__WHAT NEEDS TO BE DONE__.
Take the line containing "Extract all readable text from this page." through the last line of the data and retype those lines exactly. Pictures do not belong in the copy.

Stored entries

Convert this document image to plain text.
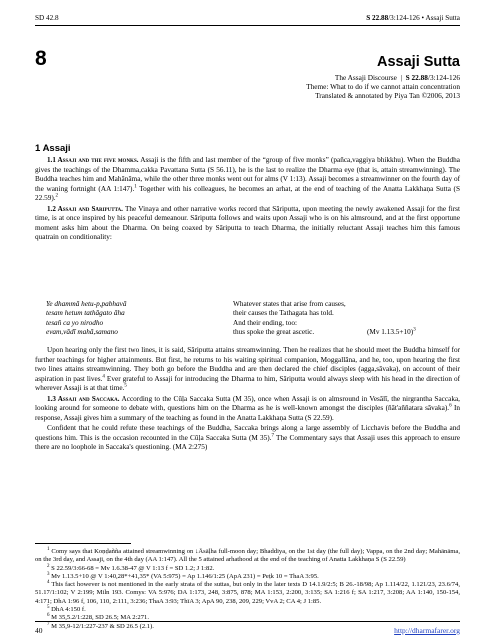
SD 42.8	S 22.88/3:124-126 • Assaji Sutta
8	Assaji Sutta
The Assaji Discourse  |  S 22.88/3:124-126
Theme: What to do if we cannot attain concentration
Translated & annotated by Piya Tan ©2006, 2013
1 Assaji

1.1 Assaji and the five monks. Assaji is the fifth and last member of the “group of five monks” (pañca,vaggiya bhikkhu). When the Buddha gives the teachings of the Dhamma,cakka Pavattana Sutta (S 56.11), he is the last to realize the Dharma eye (that is, attain streamwinning). The Buddha teaches him and Mahānāma, while the other three monks went out for alms (V 1:13). Assaji becomes a streamwinner on the fourth day of the waning fortnight (AA 1:147).$^1$ Together with his colleagues, he becomes an arhat, at the end of teaching of the Anatta Lakkhaṇa Sutta (S 22.59).$^2$

1.2 Assaji and Sāriputta. The Vinaya and other narrative works record that Sāriputta, upon meeting the newly awakened Assaji for the first time, is at once inspired by his peaceful demeanour. Sāriputta follows and waits upon Assaji who is on his almsround, and at the first opportune moment asks him about the Dharma. On being coaxed by Sāriputta to teach Dharma, the initially reluctant Assaji teaches him this famous quatrain on conditionality:

Ye dhammā hetu-p,pabhavā	Whatever states that arise from causes,
tesam hetum tathāgato āha	their causes the Tathagata has told.
tesañ ca yo nirodho	And their ending, too:
evam,vādī mahā,samano	thus spoke the great ascetic.	(Mv 1.13.5+10)$^3$

Upon hearing only the first two lines, it is said, Sāriputta attains streamwinning. Then he realizes that he should meet the Buddha himself for further teachings for higher attainments. But first, he returns to his waiting spiritual companion, Moggallāna, and he, too, upon hearing the first two lines attains streamwinning. They both go before the Buddha and are then declared the chief disciples (agga,sāvaka), on account of their aspiration in past lives.$^4$ Ever grateful to Assaji for introducing the Dharma to him, Sāriputta would always sleep with his head in the direction of wherever Assaji is at that time.$^5$

1.3 Assaji and Saccaka. According to the Cūḷa Saccaka Sutta (M 35), once when Assaji is on almsround in Vesālī, the nirgrantha Saccaka, looking around for someone to debate with, questions him on the Dharma as he is well-known amongst the disciples (ñāt'aññatara sāvaka).$^6$ In response, Assaji gives him a summary of the teaching as found in the Anatta Lakkhaṇa Sutta (S 22.59).

Confident that he could refute these teachings of the Buddha, Saccaka brings along a large assembly of Licchavis before the Buddha and questions him. This is the occasion recounted in the Cūḷa Saccaka Sutta (M 35).$^7$ The Commentary says that Assaji uses this approach to ensure there are no loophole in Saccaka's questioning. (MA 2:275)

$^1$ Comy says that Koṇḍañña attained streamwinning on ↓Āsāḷha full-moon day; Bhaddiya, on the 1st day (the full day); Vappa, on the 2nd day; Mahānāma, on the 3rd day, and Assaji, on the 4th day (AA 1:147). All the 5 attained arhathood at the end of the teaching of Anatta Lakkhaṇa S (S 22.59)

$^2$ S 22.59/3:66-68 = Mv 1.6.38-47 @ V 1:13 f = SD 1.2; J 1:82.

$^3$ Mv 1.13.5+10 @ V 1:40,28*+41,35* (VA 5:975) = Ap 1.146/1:25 (ApA 231) = Peṭk 10 = ThaA 3:95.

$^4$ This fact however is not mentioned in the early strata of the suttas, but only in the later texts D 14.1.9/2:5; B 26.-18/98; Ap 1.114/22, 1.121/23, 23.6/74, 51.17/1:102; V 2:199; Miln 193. Comys: VA 5:976; DA 1:173, 248, 3:875, 878; MA 1:153, 2:200, 3:135; SA 1:216 f; SA 1:217, 3:208; AA 1:140, 150-154, 4:171; DhA 1:96 f, 106, 110, 2:111, 3:236; ThaA 3:93; ThīA 3; ApA 90, 238, 209, 229; VvA 2; CA 4; J 1:85.

$^5$ DhA 4:150 f.

$^6$ M 35,5.2/1:228, SD 26.5; MA 2:271.

$^7$ M 35,9-12/1:227-237 & SD 26.5 (2.1).

40	http://dharmafarer.org
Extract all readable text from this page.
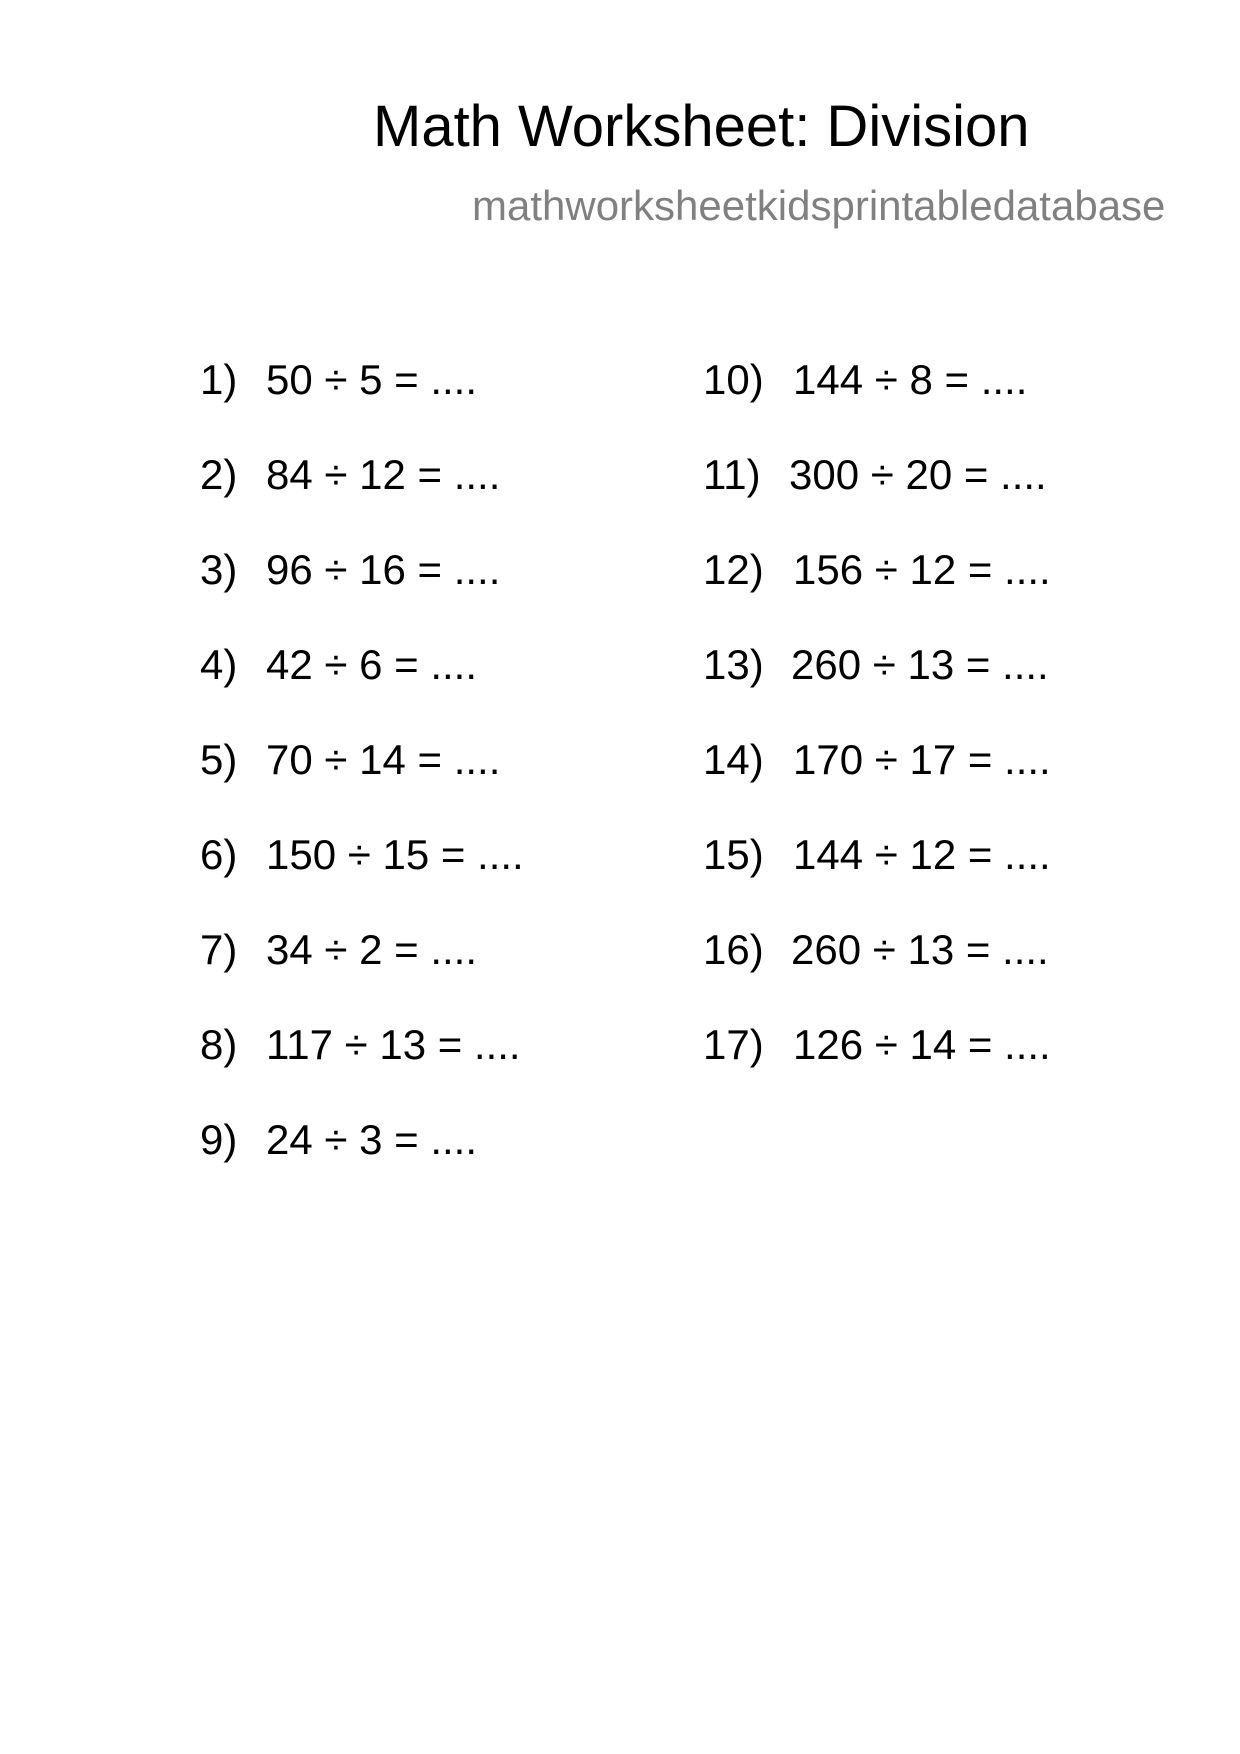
Math Worksheet: Division
mathworksheetkidsprintabledatabase
1) 50 ÷ 5 = ....
2) 84 ÷ 12 = ....
3) 96 ÷ 16 = ....
4) 42 ÷ 6 = ....
5) 70 ÷ 14 = ....
6) 150 ÷ 15 = ....
7) 34 ÷ 2 = ....
8) 117 ÷ 13 = ....
9) 24 ÷ 3 = ....
10) 144 ÷ 8 = ....
11) 300 ÷ 20 = ....
12) 156 ÷ 12 = ....
13) 260 ÷ 13 = ....
14) 170 ÷ 17 = ....
15) 144 ÷ 12 = ....
16) 260 ÷ 13 = ....
17) 126 ÷ 14 = ....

__OUTPUT OF THE EXERCISE__.
Extract all readable text from this page.
Math Worksheet: Division
mathworksheetkidsprintabledatabase
1) 50 ÷ 5 = ....
2) 84 ÷ 12 = ....
3) 96 ÷ 16 = ....
4) 42 ÷ 6 = ....
5) 70 ÷ 14 = ....
6) 150 ÷ 15 = ....
7) 34 ÷ 2 = ....
8) 117 ÷ 13 = ....
9) 24 ÷ 3 = ....
10) 144 ÷ 8 = ....
11) 300 ÷ 20 = ....
12) 156 ÷ 12 = ....
13) 260 ÷ 13 = ....
14) 170 ÷ 17 = ....
15) 144 ÷ 12 = ....
16) 260 ÷ 13 = ....
17) 126 ÷ 14 = ....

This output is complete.